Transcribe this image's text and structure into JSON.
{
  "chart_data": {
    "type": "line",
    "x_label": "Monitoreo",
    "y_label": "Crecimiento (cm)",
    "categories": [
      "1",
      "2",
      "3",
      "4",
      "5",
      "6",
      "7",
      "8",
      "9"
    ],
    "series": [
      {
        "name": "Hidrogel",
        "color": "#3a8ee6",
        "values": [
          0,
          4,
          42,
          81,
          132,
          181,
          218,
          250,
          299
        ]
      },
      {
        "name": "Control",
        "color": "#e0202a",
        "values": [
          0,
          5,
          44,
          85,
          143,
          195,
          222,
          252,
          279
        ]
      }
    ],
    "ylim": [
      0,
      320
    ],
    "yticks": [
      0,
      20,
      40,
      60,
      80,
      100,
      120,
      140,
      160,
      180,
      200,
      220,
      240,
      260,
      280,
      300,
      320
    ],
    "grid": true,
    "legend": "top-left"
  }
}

=-=-=-=-=

### WHAT TO WORK ON
Copy out the full listing exactly.

### COMPLETE OUTPUT
Transcribe this image's text and structure into JSON.
{
  "chart_data": {
    "type": "line",
    "x_label": "Monitoreo",
    "y_label": "Crecimiento (cm)",
    "categories": [
      "1",
      "2",
      "3",
      "4",
      "5",
      "6",
      "7",
      "8",
      "9"
    ],
    "series": [
      {
        "name": "Hidrogel",
        "color": "#3a8ee6",
        "values": [
          0,
          4,
          42,
          81,
          132,
          181,
          218,
          250,
          299
        ]
      },
      {
        "name": "Control",
        "color": "#e0202a",
        "values": [
          0,
          5,
          44,
          85,
          143,
          195,
          222,
          252,
          279
        ]
      }
    ],
    "ylim": [
      0,
      320
    ],
    "yticks": [
      0,
      20,
      40,
      60,
      80,
      100,
      120,
      140,
      160,
      180,
      200,
      220,
      240,
      260,
      280,
      300,
      320
    ],
    "grid": true,
    "legend": "top-left"
  }
}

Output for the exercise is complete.